* START Stored data *
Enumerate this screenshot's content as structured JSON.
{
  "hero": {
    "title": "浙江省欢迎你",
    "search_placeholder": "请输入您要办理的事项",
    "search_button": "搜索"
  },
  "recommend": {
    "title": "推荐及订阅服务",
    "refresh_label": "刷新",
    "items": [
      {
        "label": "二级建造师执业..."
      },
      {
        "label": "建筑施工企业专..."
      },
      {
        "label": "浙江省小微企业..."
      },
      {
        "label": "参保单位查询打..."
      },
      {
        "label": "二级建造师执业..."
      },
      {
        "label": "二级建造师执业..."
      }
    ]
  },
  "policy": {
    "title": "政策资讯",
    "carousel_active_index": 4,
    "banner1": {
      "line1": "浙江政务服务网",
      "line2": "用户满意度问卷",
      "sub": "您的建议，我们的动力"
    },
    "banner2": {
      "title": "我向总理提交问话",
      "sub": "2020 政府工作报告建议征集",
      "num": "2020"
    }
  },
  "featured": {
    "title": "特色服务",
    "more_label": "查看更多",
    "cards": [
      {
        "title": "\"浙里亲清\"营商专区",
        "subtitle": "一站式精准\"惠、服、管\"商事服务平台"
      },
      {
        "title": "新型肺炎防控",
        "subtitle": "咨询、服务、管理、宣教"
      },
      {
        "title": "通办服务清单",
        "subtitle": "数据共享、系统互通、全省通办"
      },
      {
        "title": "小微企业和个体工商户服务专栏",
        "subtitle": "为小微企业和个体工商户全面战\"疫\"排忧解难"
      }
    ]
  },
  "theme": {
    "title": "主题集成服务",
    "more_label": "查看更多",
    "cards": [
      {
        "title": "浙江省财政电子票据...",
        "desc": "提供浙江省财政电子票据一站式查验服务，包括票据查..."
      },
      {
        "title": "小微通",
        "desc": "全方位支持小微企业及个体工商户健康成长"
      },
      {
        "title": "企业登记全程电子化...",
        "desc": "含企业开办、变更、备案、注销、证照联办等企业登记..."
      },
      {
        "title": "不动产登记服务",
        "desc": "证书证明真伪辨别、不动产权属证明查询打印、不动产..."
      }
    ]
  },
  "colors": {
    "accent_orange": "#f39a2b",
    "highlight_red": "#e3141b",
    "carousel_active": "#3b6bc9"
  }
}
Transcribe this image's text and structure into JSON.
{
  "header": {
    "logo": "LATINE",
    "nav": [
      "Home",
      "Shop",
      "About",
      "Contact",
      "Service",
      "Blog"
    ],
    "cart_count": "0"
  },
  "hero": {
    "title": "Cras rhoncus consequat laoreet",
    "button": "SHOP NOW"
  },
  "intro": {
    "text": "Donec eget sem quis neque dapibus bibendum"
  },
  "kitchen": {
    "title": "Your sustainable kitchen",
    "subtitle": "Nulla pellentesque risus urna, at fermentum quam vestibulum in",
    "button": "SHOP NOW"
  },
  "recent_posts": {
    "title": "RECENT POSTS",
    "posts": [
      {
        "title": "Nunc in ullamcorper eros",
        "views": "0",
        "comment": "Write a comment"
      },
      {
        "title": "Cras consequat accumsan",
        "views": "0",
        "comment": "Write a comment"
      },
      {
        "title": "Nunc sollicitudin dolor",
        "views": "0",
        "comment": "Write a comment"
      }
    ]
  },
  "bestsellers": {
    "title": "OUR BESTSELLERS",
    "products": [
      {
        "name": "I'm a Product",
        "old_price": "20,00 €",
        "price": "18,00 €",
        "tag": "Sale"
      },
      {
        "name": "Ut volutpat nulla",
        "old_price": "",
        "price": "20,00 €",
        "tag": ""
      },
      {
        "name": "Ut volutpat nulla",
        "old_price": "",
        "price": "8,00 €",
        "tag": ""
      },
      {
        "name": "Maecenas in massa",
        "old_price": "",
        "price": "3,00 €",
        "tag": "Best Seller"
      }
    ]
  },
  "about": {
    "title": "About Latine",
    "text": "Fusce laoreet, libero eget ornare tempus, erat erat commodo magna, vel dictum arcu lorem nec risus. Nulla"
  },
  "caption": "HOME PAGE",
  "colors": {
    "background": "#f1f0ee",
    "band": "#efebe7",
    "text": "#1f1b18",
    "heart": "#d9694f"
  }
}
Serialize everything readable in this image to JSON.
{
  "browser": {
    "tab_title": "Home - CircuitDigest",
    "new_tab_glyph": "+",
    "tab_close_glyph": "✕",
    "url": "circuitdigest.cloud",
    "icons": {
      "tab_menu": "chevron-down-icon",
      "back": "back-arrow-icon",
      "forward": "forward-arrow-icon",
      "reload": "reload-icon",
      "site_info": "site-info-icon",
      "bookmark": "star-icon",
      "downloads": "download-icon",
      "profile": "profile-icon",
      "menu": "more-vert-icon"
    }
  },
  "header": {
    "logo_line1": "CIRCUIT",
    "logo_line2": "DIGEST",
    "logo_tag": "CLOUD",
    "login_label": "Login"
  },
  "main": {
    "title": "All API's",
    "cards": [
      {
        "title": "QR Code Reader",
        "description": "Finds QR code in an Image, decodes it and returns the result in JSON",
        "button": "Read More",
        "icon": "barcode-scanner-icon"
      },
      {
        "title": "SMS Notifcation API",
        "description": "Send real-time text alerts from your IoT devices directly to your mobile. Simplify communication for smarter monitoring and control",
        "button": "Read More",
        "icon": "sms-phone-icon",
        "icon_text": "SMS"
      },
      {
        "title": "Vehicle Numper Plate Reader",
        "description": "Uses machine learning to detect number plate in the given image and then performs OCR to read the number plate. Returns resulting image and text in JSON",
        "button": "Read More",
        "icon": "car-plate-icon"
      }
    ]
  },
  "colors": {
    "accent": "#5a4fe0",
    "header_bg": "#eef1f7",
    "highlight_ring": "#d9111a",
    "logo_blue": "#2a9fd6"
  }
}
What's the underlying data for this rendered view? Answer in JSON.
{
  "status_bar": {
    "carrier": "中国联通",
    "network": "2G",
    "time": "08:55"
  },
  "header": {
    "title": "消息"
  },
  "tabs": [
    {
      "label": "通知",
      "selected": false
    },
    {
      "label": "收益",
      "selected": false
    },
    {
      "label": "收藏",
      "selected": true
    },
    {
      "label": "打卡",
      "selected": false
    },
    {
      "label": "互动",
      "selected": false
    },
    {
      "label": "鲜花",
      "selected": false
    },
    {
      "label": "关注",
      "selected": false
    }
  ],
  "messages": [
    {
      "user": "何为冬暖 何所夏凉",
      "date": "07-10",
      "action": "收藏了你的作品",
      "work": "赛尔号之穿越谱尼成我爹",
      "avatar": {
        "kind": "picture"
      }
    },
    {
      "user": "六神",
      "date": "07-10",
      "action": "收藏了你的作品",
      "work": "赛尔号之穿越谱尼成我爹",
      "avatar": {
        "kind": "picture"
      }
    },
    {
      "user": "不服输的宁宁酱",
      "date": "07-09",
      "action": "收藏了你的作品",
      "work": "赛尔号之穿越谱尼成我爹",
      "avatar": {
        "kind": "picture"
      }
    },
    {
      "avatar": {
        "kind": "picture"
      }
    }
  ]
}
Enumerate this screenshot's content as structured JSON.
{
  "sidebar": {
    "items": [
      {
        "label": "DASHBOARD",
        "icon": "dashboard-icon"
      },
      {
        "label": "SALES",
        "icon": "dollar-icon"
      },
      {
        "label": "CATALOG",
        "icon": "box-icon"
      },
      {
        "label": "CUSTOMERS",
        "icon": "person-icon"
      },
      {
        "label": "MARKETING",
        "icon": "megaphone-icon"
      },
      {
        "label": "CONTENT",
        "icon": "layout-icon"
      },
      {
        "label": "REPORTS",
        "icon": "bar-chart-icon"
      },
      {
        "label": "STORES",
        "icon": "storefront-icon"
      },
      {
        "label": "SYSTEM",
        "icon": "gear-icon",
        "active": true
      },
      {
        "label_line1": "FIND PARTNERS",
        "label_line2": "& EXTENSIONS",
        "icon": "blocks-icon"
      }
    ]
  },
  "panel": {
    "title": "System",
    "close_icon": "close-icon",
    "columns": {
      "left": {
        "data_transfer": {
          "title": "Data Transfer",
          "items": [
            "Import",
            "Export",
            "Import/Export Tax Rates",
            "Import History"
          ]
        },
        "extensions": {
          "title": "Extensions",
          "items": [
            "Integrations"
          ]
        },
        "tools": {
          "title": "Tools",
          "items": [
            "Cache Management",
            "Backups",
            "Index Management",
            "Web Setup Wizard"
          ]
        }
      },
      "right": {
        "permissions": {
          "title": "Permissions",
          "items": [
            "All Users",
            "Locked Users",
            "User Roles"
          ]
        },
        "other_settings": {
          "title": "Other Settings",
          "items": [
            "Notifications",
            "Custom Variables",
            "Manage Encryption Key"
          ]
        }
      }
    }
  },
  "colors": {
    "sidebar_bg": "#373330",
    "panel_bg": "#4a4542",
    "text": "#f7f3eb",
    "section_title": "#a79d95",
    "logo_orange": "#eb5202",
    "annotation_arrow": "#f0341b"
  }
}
* END Stored data *
Some lines of the records may hold the word "risus". How many do? Answer with a number and nothing else.

Solution to the exercise: 2